* Exercise brief *
Search the listing below for the string "polarity" and copy every line where it occurs.

* Task material *
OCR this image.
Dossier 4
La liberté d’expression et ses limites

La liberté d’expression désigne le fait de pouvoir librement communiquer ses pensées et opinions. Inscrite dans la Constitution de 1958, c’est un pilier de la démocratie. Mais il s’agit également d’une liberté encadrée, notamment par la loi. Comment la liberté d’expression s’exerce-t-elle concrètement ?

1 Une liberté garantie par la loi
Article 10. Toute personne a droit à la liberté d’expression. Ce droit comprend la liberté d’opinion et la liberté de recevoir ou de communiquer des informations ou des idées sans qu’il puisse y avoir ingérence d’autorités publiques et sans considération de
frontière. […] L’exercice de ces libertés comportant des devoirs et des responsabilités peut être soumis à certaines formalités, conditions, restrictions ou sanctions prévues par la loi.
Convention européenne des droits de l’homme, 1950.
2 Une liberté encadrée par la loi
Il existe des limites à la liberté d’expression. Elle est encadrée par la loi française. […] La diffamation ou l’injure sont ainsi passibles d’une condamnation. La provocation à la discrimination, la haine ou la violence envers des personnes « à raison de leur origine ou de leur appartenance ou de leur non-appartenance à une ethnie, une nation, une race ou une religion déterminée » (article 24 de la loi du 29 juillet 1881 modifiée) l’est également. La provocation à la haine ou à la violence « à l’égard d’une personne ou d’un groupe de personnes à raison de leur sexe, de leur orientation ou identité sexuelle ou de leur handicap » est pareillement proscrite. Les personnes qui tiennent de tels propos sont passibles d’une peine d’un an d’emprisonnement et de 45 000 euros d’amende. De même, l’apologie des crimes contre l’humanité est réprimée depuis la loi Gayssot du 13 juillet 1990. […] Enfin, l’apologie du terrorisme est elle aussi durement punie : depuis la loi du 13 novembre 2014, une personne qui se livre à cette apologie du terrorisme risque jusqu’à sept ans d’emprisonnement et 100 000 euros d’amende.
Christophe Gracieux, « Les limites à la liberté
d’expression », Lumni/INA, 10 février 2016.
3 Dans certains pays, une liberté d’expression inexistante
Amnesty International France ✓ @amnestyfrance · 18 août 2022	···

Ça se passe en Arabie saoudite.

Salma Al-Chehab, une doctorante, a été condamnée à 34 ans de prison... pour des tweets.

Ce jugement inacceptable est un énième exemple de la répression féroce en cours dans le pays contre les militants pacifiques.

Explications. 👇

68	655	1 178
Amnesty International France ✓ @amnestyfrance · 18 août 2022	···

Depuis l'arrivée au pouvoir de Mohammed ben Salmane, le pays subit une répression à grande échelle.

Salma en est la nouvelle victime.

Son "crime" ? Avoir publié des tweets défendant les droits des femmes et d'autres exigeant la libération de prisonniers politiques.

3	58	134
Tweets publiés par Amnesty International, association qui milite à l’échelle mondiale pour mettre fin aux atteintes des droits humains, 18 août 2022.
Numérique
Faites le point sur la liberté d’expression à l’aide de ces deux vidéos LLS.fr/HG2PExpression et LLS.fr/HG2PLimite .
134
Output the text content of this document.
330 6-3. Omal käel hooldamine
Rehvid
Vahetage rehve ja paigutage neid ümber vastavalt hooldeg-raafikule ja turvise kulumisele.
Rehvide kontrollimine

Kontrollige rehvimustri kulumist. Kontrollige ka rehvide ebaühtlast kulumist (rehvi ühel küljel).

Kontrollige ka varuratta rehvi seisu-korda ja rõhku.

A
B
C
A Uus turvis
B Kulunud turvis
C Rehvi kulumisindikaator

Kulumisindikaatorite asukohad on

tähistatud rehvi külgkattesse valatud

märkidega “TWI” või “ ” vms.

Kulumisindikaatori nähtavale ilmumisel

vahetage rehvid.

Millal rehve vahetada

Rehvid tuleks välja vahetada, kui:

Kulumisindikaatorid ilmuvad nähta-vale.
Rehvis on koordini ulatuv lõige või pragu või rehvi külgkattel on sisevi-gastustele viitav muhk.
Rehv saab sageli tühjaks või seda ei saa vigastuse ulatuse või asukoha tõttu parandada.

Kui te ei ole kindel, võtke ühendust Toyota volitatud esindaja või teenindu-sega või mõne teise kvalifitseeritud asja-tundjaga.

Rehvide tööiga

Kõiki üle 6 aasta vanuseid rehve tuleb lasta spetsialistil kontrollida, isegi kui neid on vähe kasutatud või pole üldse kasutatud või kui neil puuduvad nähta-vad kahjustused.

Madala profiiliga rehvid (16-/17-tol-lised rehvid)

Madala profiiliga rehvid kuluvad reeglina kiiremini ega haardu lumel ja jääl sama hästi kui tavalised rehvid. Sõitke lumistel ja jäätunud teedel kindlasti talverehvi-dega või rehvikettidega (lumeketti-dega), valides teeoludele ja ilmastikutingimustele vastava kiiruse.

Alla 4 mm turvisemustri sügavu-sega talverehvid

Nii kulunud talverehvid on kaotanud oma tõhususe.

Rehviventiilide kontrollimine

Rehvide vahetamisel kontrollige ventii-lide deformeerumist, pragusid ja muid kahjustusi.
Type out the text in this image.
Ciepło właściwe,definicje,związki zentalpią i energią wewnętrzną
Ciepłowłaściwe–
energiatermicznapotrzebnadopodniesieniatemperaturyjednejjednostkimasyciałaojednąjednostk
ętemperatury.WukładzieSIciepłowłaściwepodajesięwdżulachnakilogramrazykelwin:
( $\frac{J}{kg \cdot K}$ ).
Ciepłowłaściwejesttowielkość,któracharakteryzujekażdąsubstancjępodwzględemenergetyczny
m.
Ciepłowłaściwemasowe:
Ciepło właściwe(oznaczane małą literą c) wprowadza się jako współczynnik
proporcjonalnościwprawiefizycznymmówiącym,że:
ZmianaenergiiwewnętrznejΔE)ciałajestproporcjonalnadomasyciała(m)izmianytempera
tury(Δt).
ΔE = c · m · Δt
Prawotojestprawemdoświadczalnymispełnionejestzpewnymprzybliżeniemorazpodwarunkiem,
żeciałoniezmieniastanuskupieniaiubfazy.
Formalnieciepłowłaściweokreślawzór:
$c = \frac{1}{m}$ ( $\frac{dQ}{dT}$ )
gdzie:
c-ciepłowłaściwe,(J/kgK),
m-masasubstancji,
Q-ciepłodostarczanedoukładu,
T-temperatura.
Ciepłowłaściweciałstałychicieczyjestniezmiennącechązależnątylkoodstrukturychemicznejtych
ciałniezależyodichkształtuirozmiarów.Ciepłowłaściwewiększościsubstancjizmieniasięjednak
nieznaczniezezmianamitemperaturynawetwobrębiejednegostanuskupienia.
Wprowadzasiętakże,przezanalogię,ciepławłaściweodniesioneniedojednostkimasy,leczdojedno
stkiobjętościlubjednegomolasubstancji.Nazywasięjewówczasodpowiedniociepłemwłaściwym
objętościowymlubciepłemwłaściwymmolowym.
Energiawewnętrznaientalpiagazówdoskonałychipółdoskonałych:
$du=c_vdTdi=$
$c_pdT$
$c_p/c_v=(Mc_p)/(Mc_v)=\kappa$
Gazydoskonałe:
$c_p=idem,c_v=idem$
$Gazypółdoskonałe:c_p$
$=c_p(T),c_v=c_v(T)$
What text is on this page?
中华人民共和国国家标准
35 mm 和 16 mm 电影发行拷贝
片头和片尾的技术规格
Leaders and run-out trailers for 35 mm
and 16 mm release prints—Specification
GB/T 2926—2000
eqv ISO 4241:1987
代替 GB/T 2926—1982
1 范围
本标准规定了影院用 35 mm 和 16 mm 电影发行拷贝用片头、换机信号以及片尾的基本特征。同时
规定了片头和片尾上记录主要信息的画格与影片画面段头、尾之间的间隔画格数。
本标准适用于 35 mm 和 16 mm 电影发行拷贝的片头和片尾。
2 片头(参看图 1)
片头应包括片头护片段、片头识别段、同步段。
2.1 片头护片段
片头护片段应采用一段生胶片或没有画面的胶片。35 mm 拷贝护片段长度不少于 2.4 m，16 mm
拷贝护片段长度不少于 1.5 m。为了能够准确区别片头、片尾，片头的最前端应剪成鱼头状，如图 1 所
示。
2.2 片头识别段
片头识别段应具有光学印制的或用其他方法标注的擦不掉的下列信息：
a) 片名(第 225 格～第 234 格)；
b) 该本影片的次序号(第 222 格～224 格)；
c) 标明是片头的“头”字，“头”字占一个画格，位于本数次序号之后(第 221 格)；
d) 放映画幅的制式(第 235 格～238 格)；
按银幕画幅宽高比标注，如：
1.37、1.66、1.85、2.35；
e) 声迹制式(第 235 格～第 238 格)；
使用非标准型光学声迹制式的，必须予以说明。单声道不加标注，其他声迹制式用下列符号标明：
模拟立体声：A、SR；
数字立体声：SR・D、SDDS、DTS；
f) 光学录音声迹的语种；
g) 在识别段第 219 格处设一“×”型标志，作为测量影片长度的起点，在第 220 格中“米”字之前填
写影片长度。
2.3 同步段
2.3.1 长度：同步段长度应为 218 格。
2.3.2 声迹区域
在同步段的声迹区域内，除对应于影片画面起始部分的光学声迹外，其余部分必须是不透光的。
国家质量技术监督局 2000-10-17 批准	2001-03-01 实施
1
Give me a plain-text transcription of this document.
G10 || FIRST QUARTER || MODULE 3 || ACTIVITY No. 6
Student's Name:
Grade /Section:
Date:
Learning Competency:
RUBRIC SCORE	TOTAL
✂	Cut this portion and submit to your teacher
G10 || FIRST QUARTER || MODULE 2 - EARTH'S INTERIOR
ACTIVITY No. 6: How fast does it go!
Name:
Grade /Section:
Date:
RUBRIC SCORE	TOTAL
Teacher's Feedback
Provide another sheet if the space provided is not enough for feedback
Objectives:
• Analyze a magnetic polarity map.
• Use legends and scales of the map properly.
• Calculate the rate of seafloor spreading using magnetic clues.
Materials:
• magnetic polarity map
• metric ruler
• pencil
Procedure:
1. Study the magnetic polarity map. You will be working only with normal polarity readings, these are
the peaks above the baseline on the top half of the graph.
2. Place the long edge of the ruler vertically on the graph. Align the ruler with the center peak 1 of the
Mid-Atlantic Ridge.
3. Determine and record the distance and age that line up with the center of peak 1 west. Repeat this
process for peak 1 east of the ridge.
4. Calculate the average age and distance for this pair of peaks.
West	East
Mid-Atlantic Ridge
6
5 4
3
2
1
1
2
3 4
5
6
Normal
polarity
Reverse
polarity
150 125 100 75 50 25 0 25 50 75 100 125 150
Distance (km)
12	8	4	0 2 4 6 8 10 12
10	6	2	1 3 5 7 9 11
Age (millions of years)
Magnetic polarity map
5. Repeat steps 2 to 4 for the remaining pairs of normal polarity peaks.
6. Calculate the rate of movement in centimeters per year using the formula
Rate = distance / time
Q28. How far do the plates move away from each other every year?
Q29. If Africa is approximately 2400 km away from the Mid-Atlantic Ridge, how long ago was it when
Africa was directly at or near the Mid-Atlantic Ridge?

* Written response *
• Analyze a magnetic polarity map.
• magnetic polarity map
1. Study the magnetic polarity map. You will be working only with normal polarity readings, these are
polarity
polarity
Magnetic polarity map
5. Repeat steps 2 to 4 for the remaining pairs of normal polarity peaks.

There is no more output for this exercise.